- **Excerpts from a figure dataset**
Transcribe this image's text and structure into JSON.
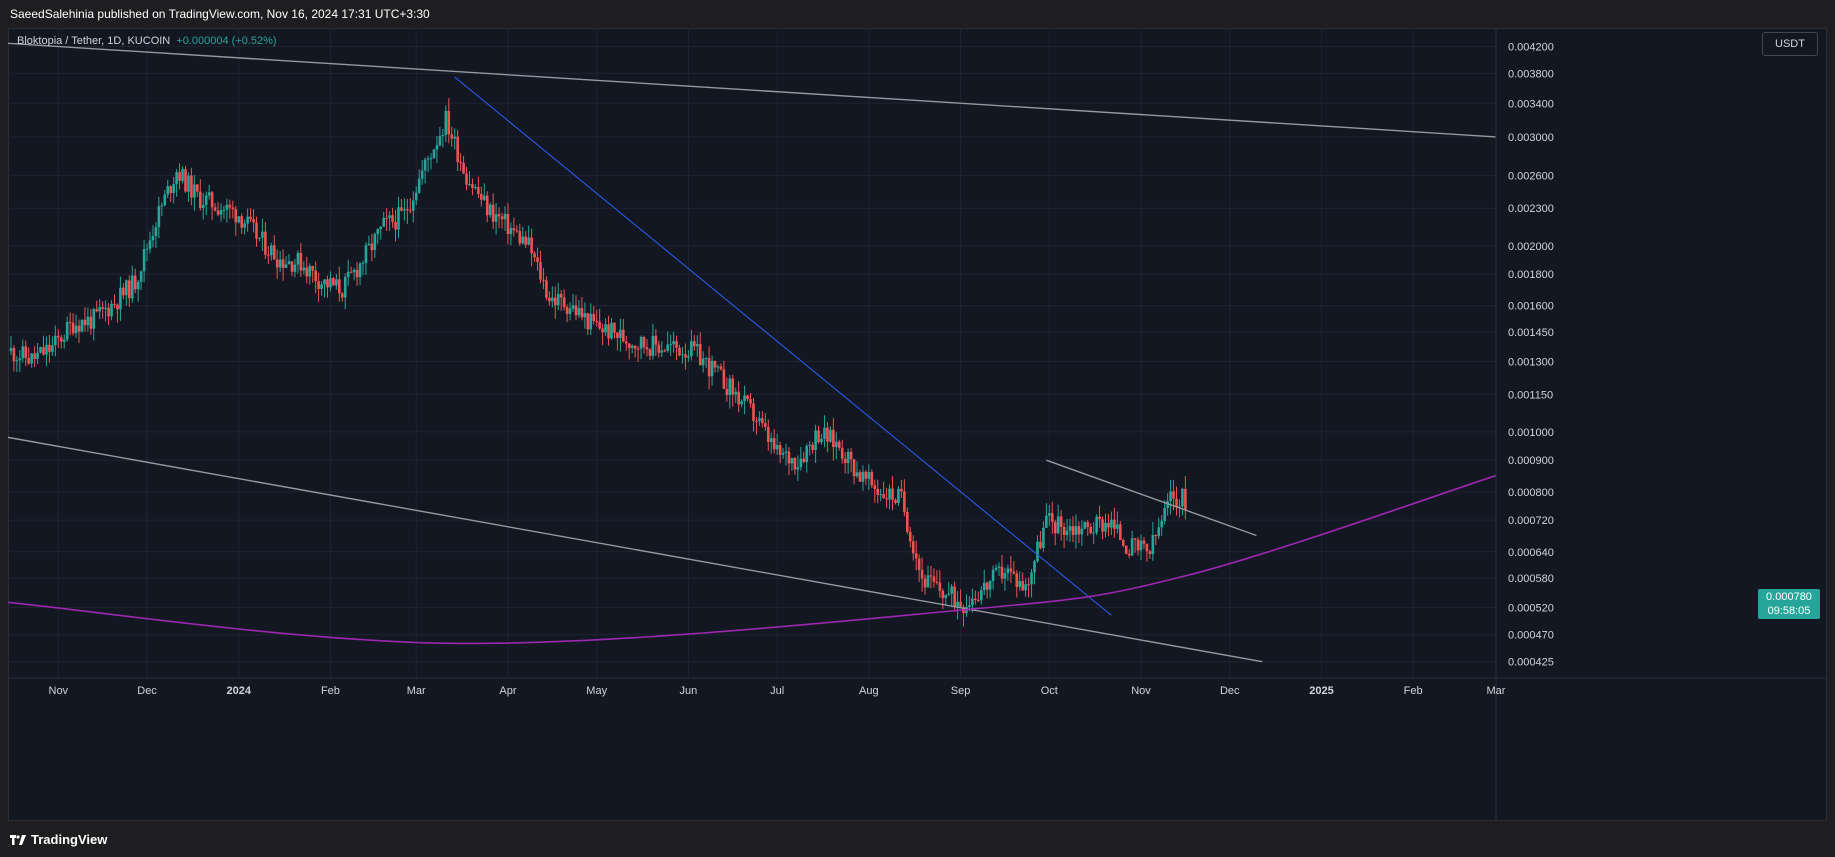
{
  "header": {
    "published_text": "SaeedSalehinia published on TradingView.com, Nov 16, 2024 17:31 UTC+3:30"
  },
  "legend": {
    "symbol": "Bloktopia / Tether, 1D, KUCOIN",
    "change": "+0.000004 (+0.52%)"
  },
  "currency_button": "USDT",
  "last_price": {
    "value": "0.000780",
    "countdown": "09:58:05"
  },
  "footer": {
    "brand": "TradingView"
  },
  "colors": {
    "up": "#26a69a",
    "down": "#ef5350",
    "background": "#131722",
    "grey_line": "#9598a1",
    "blue_line": "#2962ff",
    "purple_curve": "#9c27b0"
  },
  "chart_data": {
    "type": "candlestick",
    "title": "",
    "price_scale": "log",
    "y_ticks": [
      "0.004200",
      "0.003800",
      "0.003400",
      "0.003000",
      "0.002600",
      "0.002300",
      "0.002000",
      "0.001800",
      "0.001600",
      "0.001450",
      "0.001300",
      "0.001150",
      "0.001000",
      "0.000900",
      "0.000800",
      "0.000720",
      "0.000640",
      "0.000580",
      "0.000520",
      "0.000470",
      "0.000425"
    ],
    "x_ticks": [
      "Nov",
      "Dec",
      "2024",
      "Feb",
      "Mar",
      "Apr",
      "May",
      "Jun",
      "Jul",
      "Aug",
      "Sep",
      "Oct",
      "Nov",
      "Dec",
      "2025",
      "Feb",
      "Mar"
    ],
    "x_bold": [
      "2024",
      "2025"
    ],
    "date_range": [
      "2023-10-15",
      "2025-03-01"
    ],
    "ylim": [
      0.0004,
      0.0045
    ],
    "closes": [
      [
        "2023-10-16",
        0.00135
      ],
      [
        "2023-10-23",
        0.00131
      ],
      [
        "2023-10-30",
        0.00137
      ],
      [
        "2023-11-06",
        0.0015
      ],
      [
        "2023-11-13",
        0.00152
      ],
      [
        "2023-11-20",
        0.00162
      ],
      [
        "2023-11-27",
        0.00175
      ],
      [
        "2023-12-04",
        0.0022
      ],
      [
        "2023-12-11",
        0.00265
      ],
      [
        "2023-12-18",
        0.0024
      ],
      [
        "2023-12-25",
        0.00232
      ],
      [
        "2024-01-01",
        0.00225
      ],
      [
        "2024-01-08",
        0.00205
      ],
      [
        "2024-01-15",
        0.0019
      ],
      [
        "2024-01-22",
        0.00188
      ],
      [
        "2024-01-29",
        0.00175
      ],
      [
        "2024-02-05",
        0.0017
      ],
      [
        "2024-02-12",
        0.0019
      ],
      [
        "2024-02-19",
        0.00215
      ],
      [
        "2024-02-26",
        0.00225
      ],
      [
        "2024-03-04",
        0.0027
      ],
      [
        "2024-03-11",
        0.0032
      ],
      [
        "2024-03-18",
        0.0026
      ],
      [
        "2024-03-25",
        0.0023
      ],
      [
        "2024-04-01",
        0.00215
      ],
      [
        "2024-04-08",
        0.002
      ],
      [
        "2024-04-15",
        0.00165
      ],
      [
        "2024-04-22",
        0.0016
      ],
      [
        "2024-04-29",
        0.0015
      ],
      [
        "2024-05-06",
        0.00145
      ],
      [
        "2024-05-13",
        0.0014
      ],
      [
        "2024-05-20",
        0.00138
      ],
      [
        "2024-05-27",
        0.00137
      ],
      [
        "2024-06-03",
        0.00135
      ],
      [
        "2024-06-10",
        0.00125
      ],
      [
        "2024-06-17",
        0.00115
      ],
      [
        "2024-06-24",
        0.00105
      ],
      [
        "2024-07-01",
        0.00092
      ],
      [
        "2024-07-08",
        0.0009
      ],
      [
        "2024-07-15",
        0.001
      ],
      [
        "2024-07-22",
        0.00095
      ],
      [
        "2024-07-29",
        0.00085
      ],
      [
        "2024-08-05",
        0.0008
      ],
      [
        "2024-08-12",
        0.00078
      ],
      [
        "2024-08-19",
        0.00058
      ],
      [
        "2024-08-26",
        0.00055
      ],
      [
        "2024-09-02",
        0.00053
      ],
      [
        "2024-09-09",
        0.00056
      ],
      [
        "2024-09-16",
        0.0006
      ],
      [
        "2024-09-23",
        0.00056
      ],
      [
        "2024-09-30",
        0.00072
      ],
      [
        "2024-10-07",
        0.0007
      ],
      [
        "2024-10-14",
        0.0007
      ],
      [
        "2024-10-21",
        0.00072
      ],
      [
        "2024-10-28",
        0.00065
      ],
      [
        "2024-11-04",
        0.00064
      ],
      [
        "2024-11-11",
        0.00078
      ]
    ],
    "trendlines": [
      {
        "name": "upper-channel-line",
        "color": "grey",
        "from": [
          "2023-10-15",
          0.00425
        ],
        "to": [
          "2025-03-01",
          0.003
        ]
      },
      {
        "name": "lower-channel-line",
        "color": "grey",
        "from": [
          "2023-10-15",
          0.00098
        ],
        "to": [
          "2024-12-12",
          0.000425
        ]
      },
      {
        "name": "descending-blue-trendline",
        "color": "blue",
        "from": [
          "2024-03-14",
          0.00375
        ],
        "to": [
          "2024-10-22",
          0.000505
        ]
      },
      {
        "name": "recent-resistance-line",
        "color": "grey",
        "from": [
          "2024-09-30",
          0.0009
        ],
        "to": [
          "2024-12-10",
          0.00068
        ]
      }
    ],
    "curve": {
      "name": "purple-support-curve",
      "color": "purple",
      "points": [
        [
          "2023-10-15",
          0.00053
        ],
        [
          "2024-03-15",
          0.000455
        ],
        [
          "2024-09-01",
          0.000515
        ],
        [
          "2024-11-16",
          0.000585
        ],
        [
          "2025-03-01",
          0.00085
        ]
      ]
    }
  }
}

- **WORK TO DO**
Write out the listing above exactly as it stands, pictures excluded.

- **RESPONSE TO THE EXERCISE**
Transcribe this image's text and structure into JSON.
{
  "header": {
    "published_text": "SaeedSalehinia published on TradingView.com, Nov 16, 2024 17:31 UTC+3:30"
  },
  "legend": {
    "symbol": "Bloktopia / Tether, 1D, KUCOIN",
    "change": "+0.000004 (+0.52%)"
  },
  "currency_button": "USDT",
  "last_price": {
    "value": "0.000780",
    "countdown": "09:58:05"
  },
  "footer": {
    "brand": "TradingView"
  },
  "colors": {
    "up": "#26a69a",
    "down": "#ef5350",
    "background": "#131722",
    "grey_line": "#9598a1",
    "blue_line": "#2962ff",
    "purple_curve": "#9c27b0"
  },
  "chart_data": {
    "type": "candlestick",
    "title": "",
    "price_scale": "log",
    "y_ticks": [
      "0.004200",
      "0.003800",
      "0.003400",
      "0.003000",
      "0.002600",
      "0.002300",
      "0.002000",
      "0.001800",
      "0.001600",
      "0.001450",
      "0.001300",
      "0.001150",
      "0.001000",
      "0.000900",
      "0.000800",
      "0.000720",
      "0.000640",
      "0.000580",
      "0.000520",
      "0.000470",
      "0.000425"
    ],
    "x_ticks": [
      "Nov",
      "Dec",
      "2024",
      "Feb",
      "Mar",
      "Apr",
      "May",
      "Jun",
      "Jul",
      "Aug",
      "Sep",
      "Oct",
      "Nov",
      "Dec",
      "2025",
      "Feb",
      "Mar"
    ],
    "x_bold": [
      "2024",
      "2025"
    ],
    "date_range": [
      "2023-10-15",
      "2025-03-01"
    ],
    "ylim": [
      0.0004,
      0.0045
    ],
    "closes": [
      [
        "2023-10-16",
        0.00135
      ],
      [
        "2023-10-23",
        0.00131
      ],
      [
        "2023-10-30",
        0.00137
      ],
      [
        "2023-11-06",
        0.0015
      ],
      [
        "2023-11-13",
        0.00152
      ],
      [
        "2023-11-20",
        0.00162
      ],
      [
        "2023-11-27",
        0.00175
      ],
      [
        "2023-12-04",
        0.0022
      ],
      [
        "2023-12-11",
        0.00265
      ],
      [
        "2023-12-18",
        0.0024
      ],
      [
        "2023-12-25",
        0.00232
      ],
      [
        "2024-01-01",
        0.00225
      ],
      [
        "2024-01-08",
        0.00205
      ],
      [
        "2024-01-15",
        0.0019
      ],
      [
        "2024-01-22",
        0.00188
      ],
      [
        "2024-01-29",
        0.00175
      ],
      [
        "2024-02-05",
        0.0017
      ],
      [
        "2024-02-12",
        0.0019
      ],
      [
        "2024-02-19",
        0.00215
      ],
      [
        "2024-02-26",
        0.00225
      ],
      [
        "2024-03-04",
        0.0027
      ],
      [
        "2024-03-11",
        0.0032
      ],
      [
        "2024-03-18",
        0.0026
      ],
      [
        "2024-03-25",
        0.0023
      ],
      [
        "2024-04-01",
        0.00215
      ],
      [
        "2024-04-08",
        0.002
      ],
      [
        "2024-04-15",
        0.00165
      ],
      [
        "2024-04-22",
        0.0016
      ],
      [
        "2024-04-29",
        0.0015
      ],
      [
        "2024-05-06",
        0.00145
      ],
      [
        "2024-05-13",
        0.0014
      ],
      [
        "2024-05-20",
        0.00138
      ],
      [
        "2024-05-27",
        0.00137
      ],
      [
        "2024-06-03",
        0.00135
      ],
      [
        "2024-06-10",
        0.00125
      ],
      [
        "2024-06-17",
        0.00115
      ],
      [
        "2024-06-24",
        0.00105
      ],
      [
        "2024-07-01",
        0.00092
      ],
      [
        "2024-07-08",
        0.0009
      ],
      [
        "2024-07-15",
        0.001
      ],
      [
        "2024-07-22",
        0.00095
      ],
      [
        "2024-07-29",
        0.00085
      ],
      [
        "2024-08-05",
        0.0008
      ],
      [
        "2024-08-12",
        0.00078
      ],
      [
        "2024-08-19",
        0.00058
      ],
      [
        "2024-08-26",
        0.00055
      ],
      [
        "2024-09-02",
        0.00053
      ],
      [
        "2024-09-09",
        0.00056
      ],
      [
        "2024-09-16",
        0.0006
      ],
      [
        "2024-09-23",
        0.00056
      ],
      [
        "2024-09-30",
        0.00072
      ],
      [
        "2024-10-07",
        0.0007
      ],
      [
        "2024-10-14",
        0.0007
      ],
      [
        "2024-10-21",
        0.00072
      ],
      [
        "2024-10-28",
        0.00065
      ],
      [
        "2024-11-04",
        0.00064
      ],
      [
        "2024-11-11",
        0.00078
      ]
    ],
    "trendlines": [
      {
        "name": "upper-channel-line",
        "color": "grey",
        "from": [
          "2023-10-15",
          0.00425
        ],
        "to": [
          "2025-03-01",
          0.003
        ]
      },
      {
        "name": "lower-channel-line",
        "color": "grey",
        "from": [
          "2023-10-15",
          0.00098
        ],
        "to": [
          "2024-12-12",
          0.000425
        ]
      },
      {
        "name": "descending-blue-trendline",
        "color": "blue",
        "from": [
          "2024-03-14",
          0.00375
        ],
        "to": [
          "2024-10-22",
          0.000505
        ]
      },
      {
        "name": "recent-resistance-line",
        "color": "grey",
        "from": [
          "2024-09-30",
          0.0009
        ],
        "to": [
          "2024-12-10",
          0.00068
        ]
      }
    ],
    "curve": {
      "name": "purple-support-curve",
      "color": "purple",
      "points": [
        [
          "2023-10-15",
          0.00053
        ],
        [
          "2024-03-15",
          0.000455
        ],
        [
          "2024-09-01",
          0.000515
        ],
        [
          "2024-11-16",
          0.000585
        ],
        [
          "2025-03-01",
          0.00085
        ]
      ]
    }
  }
}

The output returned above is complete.